*EXERCISE GOAL:*
Word for word, print each line of the listing below; pictures stay out.

*EXERCISE MATERIAL:*
* * *
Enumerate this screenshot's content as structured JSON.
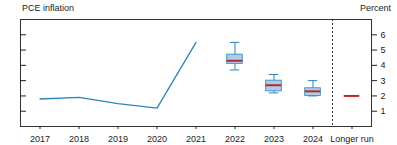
{
  "chart_data": {
    "type": "box",
    "title": "PCE inflation",
    "y_label": "Percent",
    "categories": [
      "2017",
      "2018",
      "2019",
      "2020",
      "2021",
      "2022",
      "2023",
      "2024",
      "Longer run"
    ],
    "actual": {
      "values": [
        1.8,
        1.9,
        1.5,
        1.2,
        5.5,
        null,
        null,
        null,
        null
      ],
      "color": "#2a86b9",
      "line_style": "solid"
    },
    "median": {
      "values": [
        null,
        null,
        null,
        null,
        null,
        4.3,
        2.7,
        2.3,
        2.0
      ],
      "color": "#c8202a"
    },
    "central_tendency": {
      "low": [
        null,
        null,
        null,
        null,
        null,
        4.1,
        2.3,
        2.0,
        null
      ],
      "high": [
        null,
        null,
        null,
        null,
        null,
        4.7,
        3.0,
        2.5,
        null
      ],
      "color": "#a8d0ec"
    },
    "range": {
      "low": [
        null,
        null,
        null,
        null,
        null,
        3.7,
        2.2,
        2.0,
        null
      ],
      "high": [
        null,
        null,
        null,
        null,
        null,
        5.5,
        3.4,
        3.0,
        null
      ],
      "color": "#2a86b9"
    },
    "ylim": [
      0,
      7
    ],
    "yticks": [
      1,
      2,
      3,
      4,
      5,
      6
    ],
    "grid": false
  }
}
* * *
*COMPLETED EXERCISE:*
Enumerate this screenshot's content as structured JSON.
{
  "chart_data": {
    "type": "box",
    "title": "PCE inflation",
    "y_label": "Percent",
    "categories": [
      "2017",
      "2018",
      "2019",
      "2020",
      "2021",
      "2022",
      "2023",
      "2024",
      "Longer run"
    ],
    "actual": {
      "values": [
        1.8,
        1.9,
        1.5,
        1.2,
        5.5,
        null,
        null,
        null,
        null
      ],
      "color": "#2a86b9",
      "line_style": "solid"
    },
    "median": {
      "values": [
        null,
        null,
        null,
        null,
        null,
        4.3,
        2.7,
        2.3,
        2.0
      ],
      "color": "#c8202a"
    },
    "central_tendency": {
      "low": [
        null,
        null,
        null,
        null,
        null,
        4.1,
        2.3,
        2.0,
        null
      ],
      "high": [
        null,
        null,
        null,
        null,
        null,
        4.7,
        3.0,
        2.5,
        null
      ],
      "color": "#a8d0ec"
    },
    "range": {
      "low": [
        null,
        null,
        null,
        null,
        null,
        3.7,
        2.2,
        2.0,
        null
      ],
      "high": [
        null,
        null,
        null,
        null,
        null,
        5.5,
        3.4,
        3.0,
        null
      ],
      "color": "#2a86b9"
    },
    "ylim": [
      0,
      7
    ],
    "yticks": [
      1,
      2,
      3,
      4,
      5,
      6
    ],
    "grid": false
  }
}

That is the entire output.